■ Written instruction ■
Every record below should be transcribed exactly. Omit the images.

Stored data entries:

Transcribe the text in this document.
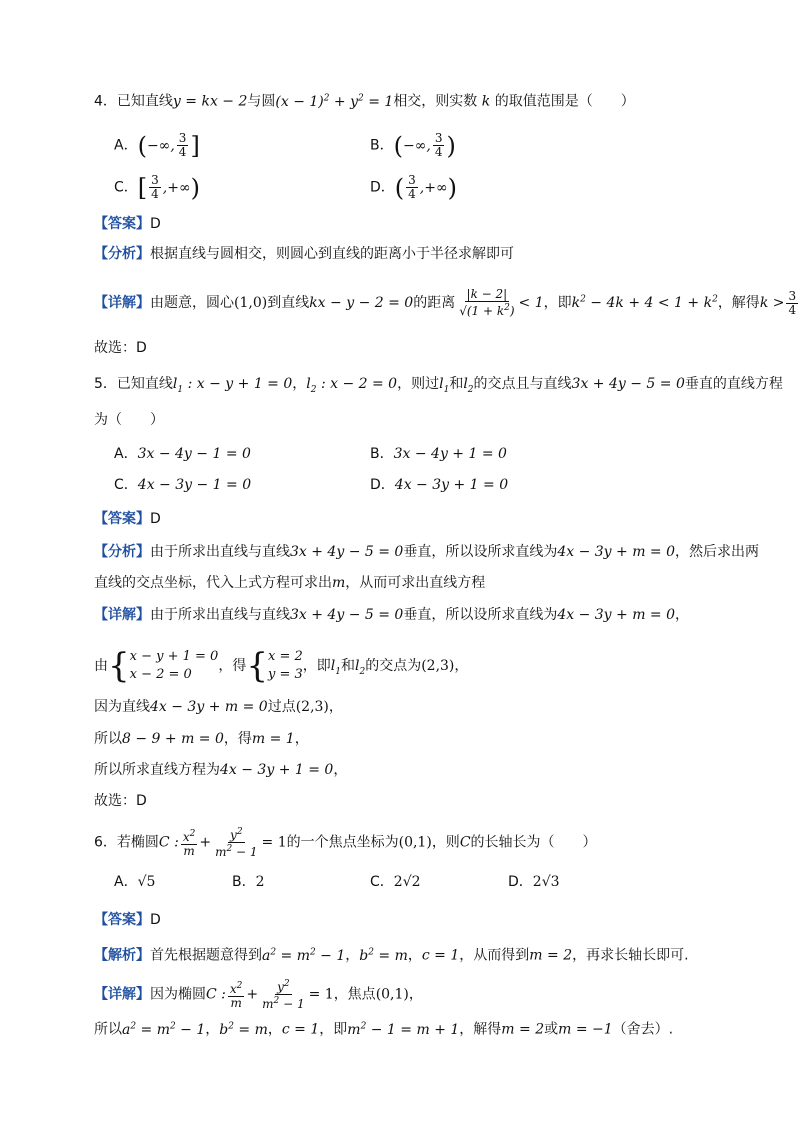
4．已知直线y = kx − 2与圆$(x - 1)^2 + y^2 = 1$相交，则实数 k 的取值范围是（　　）
A．(−∞, $\frac{3}{4}$ ]	B．(−∞, $\frac{3}{4}$ )
C．[ $\frac{3}{4}$ ,+∞)	D．( $\frac{3}{4}$ ,+∞)
【答案】D
【分析】根据直线与圆相交，则圆心到直线的距离小于半径求解即可
【详解】由题意，圆心(1,0)到直线kx − y − 2 = 0的距离 $\frac{|k - 2|}{√(1 + k^2)} < 1$，即$k^2 - 4k + 4 < 1 + k^2$，解得$k > \frac{3}{4}$
故选：D
5．已知直线$l_1$ : x − y + 1 = 0，$l_2$ : x − 2 = 0，则过$l_1$和$l_2$的交点且与直线3x + 4y − 5 = 0垂直的直线方程
为（　　）
A．3x − 4y − 1 = 0	B．3x − 4y + 1 = 0
C．4x − 3y − 1 = 0	D．4x − 3y + 1 = 0
【答案】D
【分析】由于所求出直线与直线3x + 4y − 5 = 0垂直，所以设所求直线为4x − 3y + m = 0，然后求出两
直线的交点坐标，代入上式方程可求出m，从而可求出直线方程
【详解】由于所求出直线与直线3x + 4y − 5 = 0垂直，所以设所求直线为4x − 3y + m = 0，
由{ x − y + 1 = 0
x − 2 = 0
，得{ x = 2
y = 3
，即$l_1$和$l_2$的交点为(2,3)，
因为直线4x − 3y + m = 0过点(2,3)，
所以8 − 9 + m = 0，得m = 1，
所以所求直线方程为4x − 3y + 1 = 0，
故选：D
6．若椭圆C : $\frac{x^2}{m} + \frac{y^2}{m^2 - 1} = 1$的一个焦点坐标为(0,1)，则C的长轴长为（　　）
A．√5	B．2	C．2√2	D．2√3
【答案】D
【解析】首先根据题意得到$a^2 = m^2 - 1$，$b^2 = m$，c = 1，从而得到m = 2，再求长轴长即可.
【详解】因为椭圆C : $\frac{x^2}{m} + \frac{y^2}{m^2 - 1} = 1$，焦点(0,1)，
所以$a^2 = m^2 - 1$，$b^2 = m$，c = 1，即$m^2 - 1 = m + 1$，解得m = 2或m = −1（舍去）.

■ Result of the task ■
Transcribe the text in this document.
4．已知直线y = kx − 2与圆$(x - 1)^2 + y^2 = 1$相交，则实数 k 的取值范围是（　　）
A．(−∞, $\frac{3}{4}$ ]	B．(−∞, $\frac{3}{4}$ )
C．[ $\frac{3}{4}$ ,+∞)	D．( $\frac{3}{4}$ ,+∞)
【答案】D
【分析】根据直线与圆相交，则圆心到直线的距离小于半径求解即可
【详解】由题意，圆心(1,0)到直线kx − y − 2 = 0的距离 $\frac{|k - 2|}{√(1 + k^2)} < 1$，即$k^2 - 4k + 4 < 1 + k^2$，解得$k > \frac{3}{4}$
故选：D
5．已知直线$l_1$ : x − y + 1 = 0，$l_2$ : x − 2 = 0，则过$l_1$和$l_2$的交点且与直线3x + 4y − 5 = 0垂直的直线方程
为（　　）
A．3x − 4y − 1 = 0	B．3x − 4y + 1 = 0
C．4x − 3y − 1 = 0	D．4x − 3y + 1 = 0
【答案】D
【分析】由于所求出直线与直线3x + 4y − 5 = 0垂直，所以设所求直线为4x − 3y + m = 0，然后求出两
直线的交点坐标，代入上式方程可求出m，从而可求出直线方程
【详解】由于所求出直线与直线3x + 4y − 5 = 0垂直，所以设所求直线为4x − 3y + m = 0，
由{ x − y + 1 = 0
x − 2 = 0
，得{ x = 2
y = 3
，即$l_1$和$l_2$的交点为(2,3)，
因为直线4x − 3y + m = 0过点(2,3)，
所以8 − 9 + m = 0，得m = 1，
所以所求直线方程为4x − 3y + 1 = 0，
故选：D
6．若椭圆C : $\frac{x^2}{m} + \frac{y^2}{m^2 - 1} = 1$的一个焦点坐标为(0,1)，则C的长轴长为（　　）
A．√5	B．2	C．2√2	D．2√3
【答案】D
【解析】首先根据题意得到$a^2 = m^2 - 1$，$b^2 = m$，c = 1，从而得到m = 2，再求长轴长即可.
【详解】因为椭圆C : $\frac{x^2}{m} + \frac{y^2}{m^2 - 1} = 1$，焦点(0,1)，
所以$a^2 = m^2 - 1$，$b^2 = m$，c = 1，即$m^2 - 1 = m + 1$，解得m = 2或m = −1（舍去）.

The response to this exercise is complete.